[EXERCISE]: In the material below, find each line holding the string "未网签数" and copy it.

[LISTED RECORDS]:

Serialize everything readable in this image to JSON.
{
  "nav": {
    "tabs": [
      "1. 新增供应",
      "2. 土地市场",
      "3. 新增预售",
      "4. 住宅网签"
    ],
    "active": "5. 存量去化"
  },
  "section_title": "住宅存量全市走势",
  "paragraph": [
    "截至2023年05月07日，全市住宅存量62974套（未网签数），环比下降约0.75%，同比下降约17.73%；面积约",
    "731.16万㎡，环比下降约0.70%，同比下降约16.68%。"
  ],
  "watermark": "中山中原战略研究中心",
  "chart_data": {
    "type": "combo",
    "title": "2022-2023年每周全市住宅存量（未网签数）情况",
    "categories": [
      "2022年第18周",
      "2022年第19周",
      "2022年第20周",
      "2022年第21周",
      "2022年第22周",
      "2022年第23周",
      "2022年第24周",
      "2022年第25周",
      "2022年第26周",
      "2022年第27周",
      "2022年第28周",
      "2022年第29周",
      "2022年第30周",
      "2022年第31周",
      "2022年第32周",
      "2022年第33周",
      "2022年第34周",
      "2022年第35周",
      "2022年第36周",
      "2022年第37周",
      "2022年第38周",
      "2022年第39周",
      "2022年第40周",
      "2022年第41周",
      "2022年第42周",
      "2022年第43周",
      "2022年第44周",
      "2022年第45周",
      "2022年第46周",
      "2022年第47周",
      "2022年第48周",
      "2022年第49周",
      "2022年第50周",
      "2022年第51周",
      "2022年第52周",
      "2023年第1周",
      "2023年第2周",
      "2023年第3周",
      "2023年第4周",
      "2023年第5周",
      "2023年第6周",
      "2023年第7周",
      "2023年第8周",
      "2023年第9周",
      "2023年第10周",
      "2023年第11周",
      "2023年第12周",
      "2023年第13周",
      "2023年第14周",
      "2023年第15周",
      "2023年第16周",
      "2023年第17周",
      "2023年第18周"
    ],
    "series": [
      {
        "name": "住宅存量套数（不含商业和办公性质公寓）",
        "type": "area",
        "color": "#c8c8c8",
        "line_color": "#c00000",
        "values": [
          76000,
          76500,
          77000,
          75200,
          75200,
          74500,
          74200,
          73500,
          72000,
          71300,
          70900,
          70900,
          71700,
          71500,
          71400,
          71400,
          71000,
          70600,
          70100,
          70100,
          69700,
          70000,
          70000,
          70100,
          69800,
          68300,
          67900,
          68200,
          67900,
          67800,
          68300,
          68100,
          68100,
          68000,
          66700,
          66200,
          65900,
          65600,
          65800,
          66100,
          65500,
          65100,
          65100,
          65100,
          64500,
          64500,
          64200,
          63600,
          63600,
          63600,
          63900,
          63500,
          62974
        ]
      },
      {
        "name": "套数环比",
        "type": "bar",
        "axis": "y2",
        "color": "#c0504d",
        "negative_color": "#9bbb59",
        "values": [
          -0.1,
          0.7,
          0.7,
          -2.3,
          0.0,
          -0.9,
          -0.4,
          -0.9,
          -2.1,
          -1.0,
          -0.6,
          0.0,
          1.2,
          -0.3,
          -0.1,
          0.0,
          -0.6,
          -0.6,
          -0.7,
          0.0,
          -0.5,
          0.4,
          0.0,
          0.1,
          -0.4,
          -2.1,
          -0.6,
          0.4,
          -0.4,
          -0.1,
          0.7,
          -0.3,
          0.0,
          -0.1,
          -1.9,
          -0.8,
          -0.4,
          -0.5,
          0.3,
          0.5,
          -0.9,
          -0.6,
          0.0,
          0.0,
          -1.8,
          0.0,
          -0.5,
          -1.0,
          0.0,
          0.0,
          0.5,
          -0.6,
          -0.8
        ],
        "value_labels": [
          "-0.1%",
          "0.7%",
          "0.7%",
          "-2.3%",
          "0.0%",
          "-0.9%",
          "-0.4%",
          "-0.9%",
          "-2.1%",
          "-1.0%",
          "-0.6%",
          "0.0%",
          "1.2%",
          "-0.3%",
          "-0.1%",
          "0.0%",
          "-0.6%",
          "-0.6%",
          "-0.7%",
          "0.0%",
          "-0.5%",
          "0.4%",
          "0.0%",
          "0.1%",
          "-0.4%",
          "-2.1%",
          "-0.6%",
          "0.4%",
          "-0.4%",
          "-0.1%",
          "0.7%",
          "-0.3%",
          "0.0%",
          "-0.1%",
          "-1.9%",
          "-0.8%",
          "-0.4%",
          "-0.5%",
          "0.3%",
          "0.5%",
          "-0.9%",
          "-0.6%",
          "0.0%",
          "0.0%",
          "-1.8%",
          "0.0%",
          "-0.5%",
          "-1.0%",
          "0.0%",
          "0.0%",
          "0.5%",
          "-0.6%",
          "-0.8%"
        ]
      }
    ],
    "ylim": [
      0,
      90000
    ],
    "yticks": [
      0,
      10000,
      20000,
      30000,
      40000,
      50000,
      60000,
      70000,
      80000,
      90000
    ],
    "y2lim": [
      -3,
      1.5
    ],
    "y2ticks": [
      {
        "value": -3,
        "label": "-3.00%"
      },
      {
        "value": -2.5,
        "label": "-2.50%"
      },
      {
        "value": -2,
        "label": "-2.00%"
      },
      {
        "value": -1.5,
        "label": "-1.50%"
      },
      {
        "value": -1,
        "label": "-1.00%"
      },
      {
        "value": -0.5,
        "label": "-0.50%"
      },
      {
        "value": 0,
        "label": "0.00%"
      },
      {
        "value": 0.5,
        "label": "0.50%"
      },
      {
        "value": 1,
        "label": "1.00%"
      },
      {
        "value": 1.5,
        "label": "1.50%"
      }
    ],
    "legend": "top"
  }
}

[TASK RESPONSE]:
    "截至2023年05月07日，全市住宅存量62974套（未网签数），环比下降约0.75%，同比下降约17.73%；面积约",
    "title": "2022-2023年每周全市住宅存量（未网签数）情况",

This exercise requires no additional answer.